> _What needs to be done_:
Write out all of the entries exactly as given.

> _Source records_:

● ● ●

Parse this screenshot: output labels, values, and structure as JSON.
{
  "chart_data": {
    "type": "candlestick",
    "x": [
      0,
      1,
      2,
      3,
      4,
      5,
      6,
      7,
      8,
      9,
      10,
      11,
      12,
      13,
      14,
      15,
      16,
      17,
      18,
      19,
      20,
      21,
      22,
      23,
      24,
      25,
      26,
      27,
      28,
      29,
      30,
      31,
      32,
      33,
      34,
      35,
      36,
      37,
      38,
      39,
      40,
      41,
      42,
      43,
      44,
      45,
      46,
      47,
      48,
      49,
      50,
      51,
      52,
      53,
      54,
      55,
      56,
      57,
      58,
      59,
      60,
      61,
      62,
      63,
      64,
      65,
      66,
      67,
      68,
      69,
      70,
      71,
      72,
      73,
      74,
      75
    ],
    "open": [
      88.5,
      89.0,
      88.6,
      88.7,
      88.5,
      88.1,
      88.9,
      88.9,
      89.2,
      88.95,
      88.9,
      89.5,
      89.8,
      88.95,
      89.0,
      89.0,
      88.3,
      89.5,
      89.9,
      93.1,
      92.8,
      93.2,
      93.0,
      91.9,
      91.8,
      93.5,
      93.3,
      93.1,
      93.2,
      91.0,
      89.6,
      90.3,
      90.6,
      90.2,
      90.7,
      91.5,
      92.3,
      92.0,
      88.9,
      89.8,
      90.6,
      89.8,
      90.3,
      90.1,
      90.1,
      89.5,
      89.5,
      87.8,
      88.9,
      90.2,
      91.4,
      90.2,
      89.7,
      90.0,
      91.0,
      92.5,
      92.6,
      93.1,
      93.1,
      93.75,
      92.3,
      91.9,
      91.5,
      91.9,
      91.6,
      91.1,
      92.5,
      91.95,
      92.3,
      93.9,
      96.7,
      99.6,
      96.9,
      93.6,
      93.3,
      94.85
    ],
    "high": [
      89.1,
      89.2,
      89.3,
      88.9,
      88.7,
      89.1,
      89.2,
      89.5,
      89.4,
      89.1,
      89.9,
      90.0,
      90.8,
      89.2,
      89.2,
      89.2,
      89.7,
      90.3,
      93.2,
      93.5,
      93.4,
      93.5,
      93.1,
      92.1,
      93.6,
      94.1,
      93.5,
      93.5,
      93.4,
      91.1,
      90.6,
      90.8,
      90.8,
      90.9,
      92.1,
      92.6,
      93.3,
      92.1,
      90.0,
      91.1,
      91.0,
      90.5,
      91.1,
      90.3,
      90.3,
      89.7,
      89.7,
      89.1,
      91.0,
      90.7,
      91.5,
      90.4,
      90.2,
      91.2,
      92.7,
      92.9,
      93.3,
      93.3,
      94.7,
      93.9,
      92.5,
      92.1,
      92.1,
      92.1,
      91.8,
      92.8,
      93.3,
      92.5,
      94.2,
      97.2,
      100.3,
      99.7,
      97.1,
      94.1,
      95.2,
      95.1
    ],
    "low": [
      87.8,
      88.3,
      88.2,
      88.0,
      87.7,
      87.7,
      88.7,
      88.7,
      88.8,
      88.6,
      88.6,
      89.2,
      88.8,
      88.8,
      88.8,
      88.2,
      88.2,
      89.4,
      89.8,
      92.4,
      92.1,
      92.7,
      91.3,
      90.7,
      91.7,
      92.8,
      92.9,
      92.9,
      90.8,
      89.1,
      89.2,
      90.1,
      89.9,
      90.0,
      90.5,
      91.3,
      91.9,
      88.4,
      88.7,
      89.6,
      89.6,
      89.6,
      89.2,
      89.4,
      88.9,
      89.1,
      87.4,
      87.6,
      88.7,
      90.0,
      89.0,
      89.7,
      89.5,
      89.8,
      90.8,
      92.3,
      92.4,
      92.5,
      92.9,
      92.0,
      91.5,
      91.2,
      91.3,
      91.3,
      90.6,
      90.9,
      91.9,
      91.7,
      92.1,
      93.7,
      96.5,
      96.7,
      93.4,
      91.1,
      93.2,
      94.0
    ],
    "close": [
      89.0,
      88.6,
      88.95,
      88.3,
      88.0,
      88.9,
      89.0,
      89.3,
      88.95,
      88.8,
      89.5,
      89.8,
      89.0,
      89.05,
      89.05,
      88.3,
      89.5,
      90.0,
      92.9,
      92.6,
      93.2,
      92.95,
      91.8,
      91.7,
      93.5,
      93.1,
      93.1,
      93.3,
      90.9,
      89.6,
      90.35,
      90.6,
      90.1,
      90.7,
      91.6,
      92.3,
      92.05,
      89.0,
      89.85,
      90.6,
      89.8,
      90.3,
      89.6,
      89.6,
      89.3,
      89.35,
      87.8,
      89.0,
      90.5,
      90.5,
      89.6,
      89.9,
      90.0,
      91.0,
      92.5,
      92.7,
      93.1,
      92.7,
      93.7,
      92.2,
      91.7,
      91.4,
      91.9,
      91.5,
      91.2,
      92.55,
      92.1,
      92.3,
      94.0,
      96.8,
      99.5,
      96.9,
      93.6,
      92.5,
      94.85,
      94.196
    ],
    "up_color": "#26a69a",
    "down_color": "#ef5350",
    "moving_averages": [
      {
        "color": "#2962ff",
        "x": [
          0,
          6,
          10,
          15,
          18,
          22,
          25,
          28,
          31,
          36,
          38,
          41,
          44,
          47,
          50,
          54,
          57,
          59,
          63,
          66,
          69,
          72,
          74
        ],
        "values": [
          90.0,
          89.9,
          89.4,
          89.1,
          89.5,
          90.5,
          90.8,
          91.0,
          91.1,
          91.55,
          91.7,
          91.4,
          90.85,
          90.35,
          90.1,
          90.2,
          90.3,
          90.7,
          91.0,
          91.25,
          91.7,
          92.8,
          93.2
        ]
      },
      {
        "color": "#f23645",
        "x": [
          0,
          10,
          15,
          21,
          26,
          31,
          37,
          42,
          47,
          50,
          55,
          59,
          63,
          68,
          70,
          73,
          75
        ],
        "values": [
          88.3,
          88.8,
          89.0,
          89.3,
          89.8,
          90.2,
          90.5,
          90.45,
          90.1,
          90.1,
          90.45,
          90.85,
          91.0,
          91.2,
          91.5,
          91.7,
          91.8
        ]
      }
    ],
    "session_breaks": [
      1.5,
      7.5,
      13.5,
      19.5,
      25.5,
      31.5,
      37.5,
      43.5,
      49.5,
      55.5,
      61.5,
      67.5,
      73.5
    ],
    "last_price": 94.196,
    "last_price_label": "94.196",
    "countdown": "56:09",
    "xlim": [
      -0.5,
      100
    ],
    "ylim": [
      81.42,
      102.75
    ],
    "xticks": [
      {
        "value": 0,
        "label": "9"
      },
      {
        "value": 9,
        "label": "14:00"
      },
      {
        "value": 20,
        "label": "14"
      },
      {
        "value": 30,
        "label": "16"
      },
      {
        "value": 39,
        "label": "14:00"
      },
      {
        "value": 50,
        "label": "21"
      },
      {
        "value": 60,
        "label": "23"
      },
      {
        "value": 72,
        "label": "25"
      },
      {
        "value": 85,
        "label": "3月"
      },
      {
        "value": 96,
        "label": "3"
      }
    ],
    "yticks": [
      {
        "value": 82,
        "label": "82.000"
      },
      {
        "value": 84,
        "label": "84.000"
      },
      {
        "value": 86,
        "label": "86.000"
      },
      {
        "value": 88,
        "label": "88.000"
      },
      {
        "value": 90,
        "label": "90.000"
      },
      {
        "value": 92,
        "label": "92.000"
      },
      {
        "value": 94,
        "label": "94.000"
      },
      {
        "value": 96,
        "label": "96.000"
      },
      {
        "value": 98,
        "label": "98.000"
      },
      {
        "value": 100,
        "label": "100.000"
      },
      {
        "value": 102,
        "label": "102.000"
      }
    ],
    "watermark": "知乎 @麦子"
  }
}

● ● ●

> _Task solution_:
Parse this screenshot: output labels, values, and structure as JSON.
{
  "chart_data": {
    "type": "candlestick",
    "x": [
      0,
      1,
      2,
      3,
      4,
      5,
      6,
      7,
      8,
      9,
      10,
      11,
      12,
      13,
      14,
      15,
      16,
      17,
      18,
      19,
      20,
      21,
      22,
      23,
      24,
      25,
      26,
      27,
      28,
      29,
      30,
      31,
      32,
      33,
      34,
      35,
      36,
      37,
      38,
      39,
      40,
      41,
      42,
      43,
      44,
      45,
      46,
      47,
      48,
      49,
      50,
      51,
      52,
      53,
      54,
      55,
      56,
      57,
      58,
      59,
      60,
      61,
      62,
      63,
      64,
      65,
      66,
      67,
      68,
      69,
      70,
      71,
      72,
      73,
      74,
      75
    ],
    "open": [
      88.5,
      89.0,
      88.6,
      88.7,
      88.5,
      88.1,
      88.9,
      88.9,
      89.2,
      88.95,
      88.9,
      89.5,
      89.8,
      88.95,
      89.0,
      89.0,
      88.3,
      89.5,
      89.9,
      93.1,
      92.8,
      93.2,
      93.0,
      91.9,
      91.8,
      93.5,
      93.3,
      93.1,
      93.2,
      91.0,
      89.6,
      90.3,
      90.6,
      90.2,
      90.7,
      91.5,
      92.3,
      92.0,
      88.9,
      89.8,
      90.6,
      89.8,
      90.3,
      90.1,
      90.1,
      89.5,
      89.5,
      87.8,
      88.9,
      90.2,
      91.4,
      90.2,
      89.7,
      90.0,
      91.0,
      92.5,
      92.6,
      93.1,
      93.1,
      93.75,
      92.3,
      91.9,
      91.5,
      91.9,
      91.6,
      91.1,
      92.5,
      91.95,
      92.3,
      93.9,
      96.7,
      99.6,
      96.9,
      93.6,
      93.3,
      94.85
    ],
    "high": [
      89.1,
      89.2,
      89.3,
      88.9,
      88.7,
      89.1,
      89.2,
      89.5,
      89.4,
      89.1,
      89.9,
      90.0,
      90.8,
      89.2,
      89.2,
      89.2,
      89.7,
      90.3,
      93.2,
      93.5,
      93.4,
      93.5,
      93.1,
      92.1,
      93.6,
      94.1,
      93.5,
      93.5,
      93.4,
      91.1,
      90.6,
      90.8,
      90.8,
      90.9,
      92.1,
      92.6,
      93.3,
      92.1,
      90.0,
      91.1,
      91.0,
      90.5,
      91.1,
      90.3,
      90.3,
      89.7,
      89.7,
      89.1,
      91.0,
      90.7,
      91.5,
      90.4,
      90.2,
      91.2,
      92.7,
      92.9,
      93.3,
      93.3,
      94.7,
      93.9,
      92.5,
      92.1,
      92.1,
      92.1,
      91.8,
      92.8,
      93.3,
      92.5,
      94.2,
      97.2,
      100.3,
      99.7,
      97.1,
      94.1,
      95.2,
      95.1
    ],
    "low": [
      87.8,
      88.3,
      88.2,
      88.0,
      87.7,
      87.7,
      88.7,
      88.7,
      88.8,
      88.6,
      88.6,
      89.2,
      88.8,
      88.8,
      88.8,
      88.2,
      88.2,
      89.4,
      89.8,
      92.4,
      92.1,
      92.7,
      91.3,
      90.7,
      91.7,
      92.8,
      92.9,
      92.9,
      90.8,
      89.1,
      89.2,
      90.1,
      89.9,
      90.0,
      90.5,
      91.3,
      91.9,
      88.4,
      88.7,
      89.6,
      89.6,
      89.6,
      89.2,
      89.4,
      88.9,
      89.1,
      87.4,
      87.6,
      88.7,
      90.0,
      89.0,
      89.7,
      89.5,
      89.8,
      90.8,
      92.3,
      92.4,
      92.5,
      92.9,
      92.0,
      91.5,
      91.2,
      91.3,
      91.3,
      90.6,
      90.9,
      91.9,
      91.7,
      92.1,
      93.7,
      96.5,
      96.7,
      93.4,
      91.1,
      93.2,
      94.0
    ],
    "close": [
      89.0,
      88.6,
      88.95,
      88.3,
      88.0,
      88.9,
      89.0,
      89.3,
      88.95,
      88.8,
      89.5,
      89.8,
      89.0,
      89.05,
      89.05,
      88.3,
      89.5,
      90.0,
      92.9,
      92.6,
      93.2,
      92.95,
      91.8,
      91.7,
      93.5,
      93.1,
      93.1,
      93.3,
      90.9,
      89.6,
      90.35,
      90.6,
      90.1,
      90.7,
      91.6,
      92.3,
      92.05,
      89.0,
      89.85,
      90.6,
      89.8,
      90.3,
      89.6,
      89.6,
      89.3,
      89.35,
      87.8,
      89.0,
      90.5,
      90.5,
      89.6,
      89.9,
      90.0,
      91.0,
      92.5,
      92.7,
      93.1,
      92.7,
      93.7,
      92.2,
      91.7,
      91.4,
      91.9,
      91.5,
      91.2,
      92.55,
      92.1,
      92.3,
      94.0,
      96.8,
      99.5,
      96.9,
      93.6,
      92.5,
      94.85,
      94.196
    ],
    "up_color": "#26a69a",
    "down_color": "#ef5350",
    "moving_averages": [
      {
        "color": "#2962ff",
        "x": [
          0,
          6,
          10,
          15,
          18,
          22,
          25,
          28,
          31,
          36,
          38,
          41,
          44,
          47,
          50,
          54,
          57,
          59,
          63,
          66,
          69,
          72,
          74
        ],
        "values": [
          90.0,
          89.9,
          89.4,
          89.1,
          89.5,
          90.5,
          90.8,
          91.0,
          91.1,
          91.55,
          91.7,
          91.4,
          90.85,
          90.35,
          90.1,
          90.2,
          90.3,
          90.7,
          91.0,
          91.25,
          91.7,
          92.8,
          93.2
        ]
      },
      {
        "color": "#f23645",
        "x": [
          0,
          10,
          15,
          21,
          26,
          31,
          37,
          42,
          47,
          50,
          55,
          59,
          63,
          68,
          70,
          73,
          75
        ],
        "values": [
          88.3,
          88.8,
          89.0,
          89.3,
          89.8,
          90.2,
          90.5,
          90.45,
          90.1,
          90.1,
          90.45,
          90.85,
          91.0,
          91.2,
          91.5,
          91.7,
          91.8
        ]
      }
    ],
    "session_breaks": [
      1.5,
      7.5,
      13.5,
      19.5,
      25.5,
      31.5,
      37.5,
      43.5,
      49.5,
      55.5,
      61.5,
      67.5,
      73.5
    ],
    "last_price": 94.196,
    "last_price_label": "94.196",
    "countdown": "56:09",
    "xlim": [
      -0.5,
      100
    ],
    "ylim": [
      81.42,
      102.75
    ],
    "xticks": [
      {
        "value": 0,
        "label": "9"
      },
      {
        "value": 9,
        "label": "14:00"
      },
      {
        "value": 20,
        "label": "14"
      },
      {
        "value": 30,
        "label": "16"
      },
      {
        "value": 39,
        "label": "14:00"
      },
      {
        "value": 50,
        "label": "21"
      },
      {
        "value": 60,
        "label": "23"
      },
      {
        "value": 72,
        "label": "25"
      },
      {
        "value": 85,
        "label": "3月"
      },
      {
        "value": 96,
        "label": "3"
      }
    ],
    "yticks": [
      {
        "value": 82,
        "label": "82.000"
      },
      {
        "value": 84,
        "label": "84.000"
      },
      {
        "value": 86,
        "label": "86.000"
      },
      {
        "value": 88,
        "label": "88.000"
      },
      {
        "value": 90,
        "label": "90.000"
      },
      {
        "value": 92,
        "label": "92.000"
      },
      {
        "value": 94,
        "label": "94.000"
      },
      {
        "value": 96,
        "label": "96.000"
      },
      {
        "value": 98,
        "label": "98.000"
      },
      {
        "value": 100,
        "label": "100.000"
      },
      {
        "value": 102,
        "label": "102.000"
      }
    ],
    "watermark": "知乎 @麦子"
  }
}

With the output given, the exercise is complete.